- _Your task_:
The listing below should be copied in full, word for word.

Source records
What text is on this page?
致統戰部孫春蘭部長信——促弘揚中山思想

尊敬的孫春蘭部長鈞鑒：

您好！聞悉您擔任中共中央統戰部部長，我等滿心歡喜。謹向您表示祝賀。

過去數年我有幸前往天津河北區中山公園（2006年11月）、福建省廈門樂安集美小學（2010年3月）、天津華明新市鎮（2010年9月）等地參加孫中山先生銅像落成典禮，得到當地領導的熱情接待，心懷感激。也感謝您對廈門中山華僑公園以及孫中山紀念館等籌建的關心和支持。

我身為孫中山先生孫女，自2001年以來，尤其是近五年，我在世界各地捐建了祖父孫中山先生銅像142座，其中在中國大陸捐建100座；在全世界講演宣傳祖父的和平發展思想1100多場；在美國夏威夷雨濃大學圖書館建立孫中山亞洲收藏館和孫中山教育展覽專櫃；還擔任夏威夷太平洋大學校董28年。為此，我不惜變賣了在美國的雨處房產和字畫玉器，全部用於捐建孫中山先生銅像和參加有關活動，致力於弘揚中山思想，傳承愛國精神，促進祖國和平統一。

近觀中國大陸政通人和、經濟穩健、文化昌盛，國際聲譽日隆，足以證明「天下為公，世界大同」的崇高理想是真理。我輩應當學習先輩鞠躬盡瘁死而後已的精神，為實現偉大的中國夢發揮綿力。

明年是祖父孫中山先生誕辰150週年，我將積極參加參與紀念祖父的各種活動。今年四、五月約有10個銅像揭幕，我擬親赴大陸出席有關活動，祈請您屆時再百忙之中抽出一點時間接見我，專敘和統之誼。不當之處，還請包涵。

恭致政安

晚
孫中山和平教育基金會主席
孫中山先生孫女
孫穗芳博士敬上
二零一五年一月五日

- _Answer to this exercise_:
What text is on this page?
致統戰部孫春蘭部長信——促弘揚中山思想

尊敬的孫春蘭部長鈞鑒：

您好！聞悉您擔任中共中央統戰部部長，我等滿心歡喜。謹向您表示祝賀。

過去數年我有幸前往天津河北區中山公園（2006年11月）、福建省廈門樂安集美小學（2010年3月）、天津華明新市鎮（2010年9月）等地參加孫中山先生銅像落成典禮，得到當地領導的熱情接待，心懷感激。也感謝您對廈門中山華僑公園以及孫中山紀念館等籌建的關心和支持。

我身為孫中山先生孫女，自2001年以來，尤其是近五年，我在世界各地捐建了祖父孫中山先生銅像142座，其中在中國大陸捐建100座；在全世界講演宣傳祖父的和平發展思想1100多場；在美國夏威夷雨濃大學圖書館建立孫中山亞洲收藏館和孫中山教育展覽專櫃；還擔任夏威夷太平洋大學校董28年。為此，我不惜變賣了在美國的雨處房產和字畫玉器，全部用於捐建孫中山先生銅像和參加有關活動，致力於弘揚中山思想，傳承愛國精神，促進祖國和平統一。

近觀中國大陸政通人和、經濟穩健、文化昌盛，國際聲譽日隆，足以證明「天下為公，世界大同」的崇高理想是真理。我輩應當學習先輩鞠躬盡瘁死而後已的精神，為實現偉大的中國夢發揮綿力。

明年是祖父孫中山先生誕辰150週年，我將積極參加參與紀念祖父的各種活動。今年四、五月約有10個銅像揭幕，我擬親赴大陸出席有關活動，祈請您屆時再百忙之中抽出一點時間接見我，專敘和統之誼。不當之處，還請包涵。

恭致政安

晚
孫中山和平教育基金會主席
孫中山先生孫女
孫穗芳博士敬上
二零一五年一月五日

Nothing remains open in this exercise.